# EXERCISE DIRECTIONS:
Reproduce word for word the stretch of the passage on work and regret from "Nothing we do" through "a difficult puzzle.".

# PASSAGE PROVIDED:
You can see the regret painted over his face.

I saw his train wreck coming. Everyone who knows him did. I’ve prayed for him a few times since. I believe he’ll be okay in the end. Though I thought he blew it at the time, I’m encouraged that he’s wised up. Most guys his age would’ve taken years to come to their senses. His confession holds out hope he’ll be able to turn his bad choice around.

Few topics nag at men more than this one: What might have been.

In contrast to the young man I just mentioned, I know dozens of men who thought they knew the best way to go, only to find the path dead-ending after years of travel. Most of the time, it’s a career cul-de-sac. They got into a particular line of work and it vanished, went overseas, proved soul-killing, demanded moral compromise, or some other unimagined outcome. Now they don’t know what to do.

I feel for these guys. No one knows what to tell them.

I’ve written page upon page here at Cerulean Sanctum about the invisible nature of our employment. Invisible, at least, to the Church in America. Sure, maybe once every five years you’ll hear a sermon about how to be a good employee, but most preachers never examine the nature of work itself and how it impacts the soul—especially when it all goes wrong.

Nothing we do in a day competes with work for the sheer amount of time consumed. Despite this, I suspect that in most Christian households, work alters more of the way we live than anything else, even more than our confession of Christ.

Untrue? Well, check how everything in our day revolves around work, even our devotional lives. If Christ were all that important, our work would be a blip in the day compared to how we live out our discipleship. A look at the typical family will tell otherwise. It’s almost impossible to separate our jobs from even the the most minute aspects of our lives.

Which is why the man who finds himself in a dead-end job or habitually unemployed in his “peak earning years” presents such a difficult puzzle.

I used to enjoy The Simpsons. One of the recurring characters is Gil Gunderson, a parody of the Jack Lemmon character in David Mamet’s Glengarry Glen Ross. The running gag with Gil concerns his series of humiliating jobs and the utter desperation that surrounds him like a haze. He’s always hoping that the next deal’s the one that will save him, but instead we see him reduced to so much human grist for the corporate mill.

I know plenty of guys like Gil. They wake up one day and realize their one chance at the brass ring passed them by years ago.

Some try to reinvent themselves. I saw this in spades out in Silicon Valley. When the Internet bubble first showed signs of bursting, companies ditched gobs of forty-something guys, the ones who did all the dirty work in the startup days but earned a few too many cost of living increases. How did these guys respond? They all became consultants. The Valley teemed with consultants of all kinds, each little guy desperate to find his one tiny morsel in the limited consultancy pot. They’d crow about how they empowered themselves, but you knew every single one was sweating blood at night praying some company would rescue them out of the hell of making $5,000 a year as a “consultant.”

# A run of records:
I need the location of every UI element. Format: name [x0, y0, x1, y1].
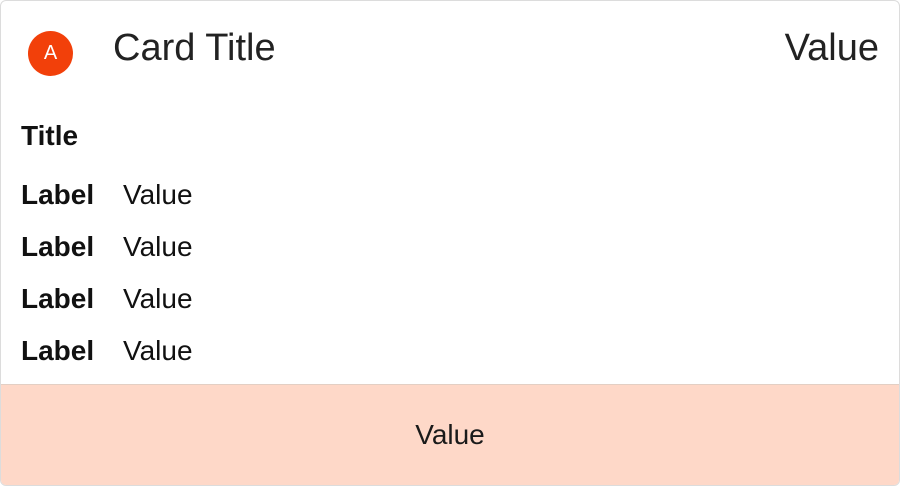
avatar-letter: A: [43, 42, 58, 64]
row-value: Value: [123, 231, 193, 262]
avatar: A: [28, 31, 73, 76]
row-label: Label: [21, 283, 95, 314]
row-label: Label: [21, 231, 95, 262]
row-label: Label: [21, 179, 95, 210]
row-value: Value: [123, 283, 193, 314]
card-title: Card Title: [113, 27, 276, 69]
footer-value: Value: [415, 419, 485, 450]
detail-row: Label Value: [21, 169, 193, 221]
row-value: Value: [123, 335, 193, 366]
card-header: A Card Title Value: [1, 1, 899, 95]
row-value: Value: [123, 179, 193, 210]
detail-row: Label Value: [21, 221, 193, 273]
body-title: Title: [21, 120, 79, 151]
detail-row: Label Value: [21, 325, 193, 377]
card: A Card Title Value Title Label Value Lab…: [0, 0, 900, 486]
row-label: Label: [21, 335, 95, 366]
footer-action-button[interactable]: Value: [1, 384, 899, 485]
detail-list: Label Value Label Value Label Value Labe…: [21, 169, 193, 377]
detail-row: Label Value: [21, 273, 193, 325]
header-value: Value: [784, 27, 879, 69]
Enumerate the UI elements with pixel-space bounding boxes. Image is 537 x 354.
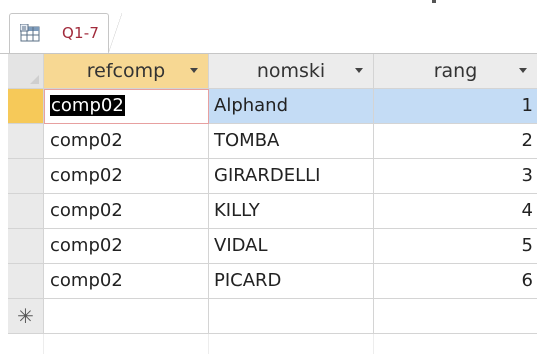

# EXPECTED ANSWER:
Nothing we do in a day competes with work for the sheer amount of time consumed. Despite this, I suspect that in most Christian households, work alters more of the way we live than anything else, even more than our confession of Christ.

Untrue? Well, check how everything in our day revolves around work, even our devotional lives. If Christ were all that important, our work would be a blip in the day compared to how we live out our discipleship. A look at the typical family will tell otherwise. It’s almost impossible to separate our jobs from even the the most minute aspects of our lives.

Which is why the man who finds himself in a dead-end job or habitually unemployed in his “peak earning years” presents such a difficult puzzle.